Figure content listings
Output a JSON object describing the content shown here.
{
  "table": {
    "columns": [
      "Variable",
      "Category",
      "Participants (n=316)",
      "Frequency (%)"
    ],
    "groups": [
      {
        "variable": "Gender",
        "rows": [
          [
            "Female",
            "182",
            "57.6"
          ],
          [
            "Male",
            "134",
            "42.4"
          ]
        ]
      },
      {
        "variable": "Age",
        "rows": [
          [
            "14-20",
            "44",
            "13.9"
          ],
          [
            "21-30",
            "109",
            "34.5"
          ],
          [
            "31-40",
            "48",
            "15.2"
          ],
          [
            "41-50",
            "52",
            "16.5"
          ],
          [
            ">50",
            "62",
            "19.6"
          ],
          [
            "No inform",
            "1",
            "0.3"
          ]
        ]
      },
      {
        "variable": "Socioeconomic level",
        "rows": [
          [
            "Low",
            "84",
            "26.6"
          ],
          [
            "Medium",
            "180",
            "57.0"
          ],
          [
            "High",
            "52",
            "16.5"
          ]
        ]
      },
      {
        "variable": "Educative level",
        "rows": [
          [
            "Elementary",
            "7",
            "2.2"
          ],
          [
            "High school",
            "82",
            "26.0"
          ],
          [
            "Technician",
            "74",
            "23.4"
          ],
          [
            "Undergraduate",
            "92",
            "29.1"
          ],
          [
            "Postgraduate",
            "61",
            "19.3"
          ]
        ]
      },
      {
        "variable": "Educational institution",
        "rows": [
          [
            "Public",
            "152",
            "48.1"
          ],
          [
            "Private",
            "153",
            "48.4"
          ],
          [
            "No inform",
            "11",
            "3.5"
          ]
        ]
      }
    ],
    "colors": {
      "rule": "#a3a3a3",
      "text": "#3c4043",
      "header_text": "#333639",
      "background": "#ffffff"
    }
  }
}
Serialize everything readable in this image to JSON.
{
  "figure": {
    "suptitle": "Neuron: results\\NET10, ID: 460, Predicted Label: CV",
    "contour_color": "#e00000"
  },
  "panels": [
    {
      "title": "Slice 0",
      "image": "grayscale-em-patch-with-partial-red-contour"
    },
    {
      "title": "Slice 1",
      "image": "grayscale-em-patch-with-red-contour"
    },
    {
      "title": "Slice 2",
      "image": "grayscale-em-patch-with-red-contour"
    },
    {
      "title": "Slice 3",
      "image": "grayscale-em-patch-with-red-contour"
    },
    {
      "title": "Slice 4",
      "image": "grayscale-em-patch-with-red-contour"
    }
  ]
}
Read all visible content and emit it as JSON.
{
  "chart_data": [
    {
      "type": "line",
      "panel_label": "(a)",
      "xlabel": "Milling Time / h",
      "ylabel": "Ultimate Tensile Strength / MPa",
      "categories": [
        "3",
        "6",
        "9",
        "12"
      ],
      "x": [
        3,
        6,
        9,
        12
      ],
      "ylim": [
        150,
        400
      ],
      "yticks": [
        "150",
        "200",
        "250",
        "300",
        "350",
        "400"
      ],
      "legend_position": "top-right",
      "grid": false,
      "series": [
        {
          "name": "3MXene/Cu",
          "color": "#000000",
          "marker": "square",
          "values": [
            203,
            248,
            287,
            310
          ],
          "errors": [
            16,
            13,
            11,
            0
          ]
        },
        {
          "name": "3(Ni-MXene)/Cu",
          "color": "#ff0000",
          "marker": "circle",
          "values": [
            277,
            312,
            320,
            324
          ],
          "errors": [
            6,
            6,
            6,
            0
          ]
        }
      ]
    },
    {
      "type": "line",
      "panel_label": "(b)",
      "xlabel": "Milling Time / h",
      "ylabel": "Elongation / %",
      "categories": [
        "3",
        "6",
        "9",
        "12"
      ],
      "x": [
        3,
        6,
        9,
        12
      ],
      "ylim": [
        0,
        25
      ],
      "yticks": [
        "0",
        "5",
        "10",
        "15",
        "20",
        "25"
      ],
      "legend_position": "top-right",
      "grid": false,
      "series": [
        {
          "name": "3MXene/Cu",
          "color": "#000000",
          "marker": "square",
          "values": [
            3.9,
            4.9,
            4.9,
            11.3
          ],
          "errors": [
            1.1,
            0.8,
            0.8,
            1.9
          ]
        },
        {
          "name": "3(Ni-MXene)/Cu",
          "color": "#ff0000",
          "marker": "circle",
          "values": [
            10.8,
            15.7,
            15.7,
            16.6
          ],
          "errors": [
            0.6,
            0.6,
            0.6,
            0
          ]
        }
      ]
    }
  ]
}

* **Prompt**: Print out every entry, keeping each one exact.

* **Reply**:
Output a JSON object describing the content shown here.
{
  "table": {
    "columns": [
      "Variable",
      "Category",
      "Participants (n=316)",
      "Frequency (%)"
    ],
    "groups": [
      {
        "variable": "Gender",
        "rows": [
          [
            "Female",
            "182",
            "57.6"
          ],
          [
            "Male",
            "134",
            "42.4"
          ]
        ]
      },
      {
        "variable": "Age",
        "rows": [
          [
            "14-20",
            "44",
            "13.9"
          ],
          [
            "21-30",
            "109",
            "34.5"
          ],
          [
            "31-40",
            "48",
            "15.2"
          ],
          [
            "41-50",
            "52",
            "16.5"
          ],
          [
            ">50",
            "62",
            "19.6"
          ],
          [
            "No inform",
            "1",
            "0.3"
          ]
        ]
      },
      {
        "variable": "Socioeconomic level",
        "rows": [
          [
            "Low",
            "84",
            "26.6"
          ],
          [
            "Medium",
            "180",
            "57.0"
          ],
          [
            "High",
            "52",
            "16.5"
          ]
        ]
      },
      {
        "variable": "Educative level",
        "rows": [
          [
            "Elementary",
            "7",
            "2.2"
          ],
          [
            "High school",
            "82",
            "26.0"
          ],
          [
            "Technician",
            "74",
            "23.4"
          ],
          [
            "Undergraduate",
            "92",
            "29.1"
          ],
          [
            "Postgraduate",
            "61",
            "19.3"
          ]
        ]
      },
      {
        "variable": "Educational institution",
        "rows": [
          [
            "Public",
            "152",
            "48.1"
          ],
          [
            "Private",
            "153",
            "48.4"
          ],
          [
            "No inform",
            "11",
            "3.5"
          ]
        ]
      }
    ],
    "colors": {
      "rule": "#a3a3a3",
      "text": "#3c4043",
      "header_text": "#333639",
      "background": "#ffffff"
    }
  }
}
Serialize everything readable in this image to JSON.
{
  "figure": {
    "suptitle": "Neuron: results\\NET10, ID: 460, Predicted Label: CV",
    "contour_color": "#e00000"
  },
  "panels": [
    {
      "title": "Slice 0",
      "image": "grayscale-em-patch-with-partial-red-contour"
    },
    {
      "title": "Slice 1",
      "image": "grayscale-em-patch-with-red-contour"
    },
    {
      "title": "Slice 2",
      "image": "grayscale-em-patch-with-red-contour"
    },
    {
      "title": "Slice 3",
      "image": "grayscale-em-patch-with-red-contour"
    },
    {
      "title": "Slice 4",
      "image": "grayscale-em-patch-with-red-contour"
    }
  ]
}
Read all visible content and emit it as JSON.
{
  "chart_data": [
    {
      "type": "line",
      "panel_label": "(a)",
      "xlabel": "Milling Time / h",
      "ylabel": "Ultimate Tensile Strength / MPa",
      "categories": [
        "3",
        "6",
        "9",
        "12"
      ],
      "x": [
        3,
        6,
        9,
        12
      ],
      "ylim": [
        150,
        400
      ],
      "yticks": [
        "150",
        "200",
        "250",
        "300",
        "350",
        "400"
      ],
      "legend_position": "top-right",
      "grid": false,
      "series": [
        {
          "name": "3MXene/Cu",
          "color": "#000000",
          "marker": "square",
          "values": [
            203,
            248,
            287,
            310
          ],
          "errors": [
            16,
            13,
            11,
            0
          ]
        },
        {
          "name": "3(Ni-MXene)/Cu",
          "color": "#ff0000",
          "marker": "circle",
          "values": [
            277,
            312,
            320,
            324
          ],
          "errors": [
            6,
            6,
            6,
            0
          ]
        }
      ]
    },
    {
      "type": "line",
      "panel_label": "(b)",
      "xlabel": "Milling Time / h",
      "ylabel": "Elongation / %",
      "categories": [
        "3",
        "6",
        "9",
        "12"
      ],
      "x": [
        3,
        6,
        9,
        12
      ],
      "ylim": [
        0,
        25
      ],
      "yticks": [
        "0",
        "5",
        "10",
        "15",
        "20",
        "25"
      ],
      "legend_position": "top-right",
      "grid": false,
      "series": [
        {
          "name": "3MXene/Cu",
          "color": "#000000",
          "marker": "square",
          "values": [
            3.9,
            4.9,
            4.9,
            11.3
          ],
          "errors": [
            1.1,
            0.8,
            0.8,
            1.9
          ]
        },
        {
          "name": "3(Ni-MXene)/Cu",
          "color": "#ff0000",
          "marker": "circle",
          "values": [
            10.8,
            15.7,
            15.7,
            16.6
          ],
          "errors": [
            0.6,
            0.6,
            0.6,
            0
          ]
        }
      ]
    }
  ]
}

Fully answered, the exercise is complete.